**WORK REQUIRED**
Please continue the methods passage on the parent-report anxiety scale and study procedure, starting right after its final sentence.
(TEXT FOR ANALYSIS begins)
Spence Children’s Anxiety Scale: Parent Version
The SCAS-P is a 38-item parent report measure of children’s anxiety (Nauta et al. 2004), adapted from the original child version of the scale (Spence 1997, 1998). The scale can be divided into six subscales in accordance with anxiety disorders outlined in the DSM-IV (APA 1994) including generalised anxiety, panic and agoraphobia, social phobia, separation anxiety, OCD and specific fears or phobias (labelled by Spence as ‘physical injury fears’). Respondents rate the frequency of each item on a 4-point Likert scale ranging from 0 (never) to 3 (always). Scores across all 38 items are summed to yield a total score; higher scores reflect greater levels of anxiety. Nauta et al. (2004) reported good to excellent internal consistency in the scale (Cronbach’s alpha of 0.89), as well as good convergent and discriminatory validity and support for its six-factor structure. It has also demonstrated good psychometric properties as a measure of anxiety among children and adolescents with autism (Zainal et al. 2014). In the current sample, the scale showed excellent internal consistency in the parents of both autistic (α = 0.93) and typically developing (α = 0.87) children.
Procedure
This study was part of a larger investigation into sensory sensitivities in autistic children. Children were seen individually in one or more face-to-face sessions at the university during which they were administered the Wechsler Abbreviated Scales of Intelligence, Second Edition (WASI-II; Wechsler 2011), as a measure of intellectual functioning and, for autistic children (n = 55), the Autism Diagnostic Observation Schedule—Second Edition (ADOS-2; Lord et al. 2000, 2012). Parents were asked to complete the Social Communication Questionnaire, Short Sensory Profile, Spence Children’s Anxiety scale and Intolerance of Uncertainty scale.
(TEXT FOR ANALYSIS ends)
(RECORD EXTRACTS begins)
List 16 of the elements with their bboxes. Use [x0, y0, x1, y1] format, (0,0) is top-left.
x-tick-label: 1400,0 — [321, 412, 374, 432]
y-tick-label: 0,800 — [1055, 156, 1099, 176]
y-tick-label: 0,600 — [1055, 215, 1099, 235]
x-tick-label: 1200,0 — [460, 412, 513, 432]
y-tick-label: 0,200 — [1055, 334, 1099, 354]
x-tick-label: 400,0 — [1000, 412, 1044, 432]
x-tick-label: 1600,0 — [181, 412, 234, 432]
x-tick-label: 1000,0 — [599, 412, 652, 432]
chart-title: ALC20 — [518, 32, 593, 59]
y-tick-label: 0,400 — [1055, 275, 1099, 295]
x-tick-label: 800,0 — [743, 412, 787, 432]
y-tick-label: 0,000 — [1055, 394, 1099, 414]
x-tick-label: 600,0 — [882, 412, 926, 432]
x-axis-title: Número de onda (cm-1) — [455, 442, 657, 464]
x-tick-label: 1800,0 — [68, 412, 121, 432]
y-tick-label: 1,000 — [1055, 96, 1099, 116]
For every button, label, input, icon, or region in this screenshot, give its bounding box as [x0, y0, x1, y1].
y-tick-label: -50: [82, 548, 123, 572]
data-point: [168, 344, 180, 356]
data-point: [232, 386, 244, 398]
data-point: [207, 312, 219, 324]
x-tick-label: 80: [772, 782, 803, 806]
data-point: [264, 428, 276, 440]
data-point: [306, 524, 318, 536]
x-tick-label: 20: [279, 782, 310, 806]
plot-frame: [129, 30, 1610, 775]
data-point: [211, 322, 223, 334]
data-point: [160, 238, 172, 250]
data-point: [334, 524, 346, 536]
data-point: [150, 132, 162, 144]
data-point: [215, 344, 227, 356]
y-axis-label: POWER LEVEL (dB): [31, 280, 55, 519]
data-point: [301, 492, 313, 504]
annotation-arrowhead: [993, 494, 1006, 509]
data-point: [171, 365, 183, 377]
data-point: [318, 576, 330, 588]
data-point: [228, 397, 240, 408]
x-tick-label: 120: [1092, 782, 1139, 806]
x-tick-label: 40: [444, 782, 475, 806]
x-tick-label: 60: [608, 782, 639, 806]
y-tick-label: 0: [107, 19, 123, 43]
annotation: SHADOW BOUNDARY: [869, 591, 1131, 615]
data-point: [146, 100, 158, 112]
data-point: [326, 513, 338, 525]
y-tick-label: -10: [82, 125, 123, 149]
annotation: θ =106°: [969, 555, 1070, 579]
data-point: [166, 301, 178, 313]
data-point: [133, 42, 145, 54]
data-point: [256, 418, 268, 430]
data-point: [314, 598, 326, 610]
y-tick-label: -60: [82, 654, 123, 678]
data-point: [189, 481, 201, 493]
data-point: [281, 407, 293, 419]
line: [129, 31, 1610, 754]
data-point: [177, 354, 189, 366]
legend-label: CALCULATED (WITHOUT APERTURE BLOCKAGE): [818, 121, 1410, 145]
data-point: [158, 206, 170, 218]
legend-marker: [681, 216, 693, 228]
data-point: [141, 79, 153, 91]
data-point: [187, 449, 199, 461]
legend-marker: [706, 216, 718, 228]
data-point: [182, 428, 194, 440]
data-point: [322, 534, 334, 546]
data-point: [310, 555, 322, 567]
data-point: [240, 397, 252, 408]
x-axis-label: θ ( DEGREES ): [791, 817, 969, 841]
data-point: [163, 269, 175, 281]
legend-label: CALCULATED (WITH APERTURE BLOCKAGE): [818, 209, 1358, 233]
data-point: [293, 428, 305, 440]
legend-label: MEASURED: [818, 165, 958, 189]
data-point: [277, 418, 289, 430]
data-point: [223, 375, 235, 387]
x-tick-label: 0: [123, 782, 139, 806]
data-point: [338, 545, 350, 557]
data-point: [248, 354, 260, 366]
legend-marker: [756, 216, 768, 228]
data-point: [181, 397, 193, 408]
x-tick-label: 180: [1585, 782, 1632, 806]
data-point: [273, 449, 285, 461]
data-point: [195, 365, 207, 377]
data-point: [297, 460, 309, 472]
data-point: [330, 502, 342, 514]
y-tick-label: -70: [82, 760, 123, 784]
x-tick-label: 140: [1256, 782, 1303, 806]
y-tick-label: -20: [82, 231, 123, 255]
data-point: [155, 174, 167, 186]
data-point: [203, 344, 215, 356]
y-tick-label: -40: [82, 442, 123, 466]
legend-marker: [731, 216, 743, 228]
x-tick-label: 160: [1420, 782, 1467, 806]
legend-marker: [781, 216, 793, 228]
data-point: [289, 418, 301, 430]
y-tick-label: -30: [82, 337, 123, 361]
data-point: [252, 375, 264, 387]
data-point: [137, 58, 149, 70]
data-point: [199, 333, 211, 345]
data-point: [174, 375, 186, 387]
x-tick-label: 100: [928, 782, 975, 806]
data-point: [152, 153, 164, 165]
(RECORD EXTRACTS ends)
**EXERCISE RESPONSE**
This study was granted ethical approval by the University’s Research Ethics Committee. Written informed consent was obtained from all parents prior to their and their child’s participation.
Results
Between-Groups Analysis
To begin, and to address our initial aim, we examined group differences in scores on the Intolerance of Uncertainty scale, Short Sensory Profile and the Spence Children’s Anxiety scale. Table 2 shows scores on each of the measures for autistic children (n = 64) and typical children (n = 85). Although typically developing children’s scores on both the Short Sensory Profile and Intolerance of Uncertainty scale showed a slight positive skew, and autistic children’s a slight negative skew, all scores followed a relatively normal distribution in both groups. Log and square root transformations did not improve the distribution of scores, so data were left untransformed.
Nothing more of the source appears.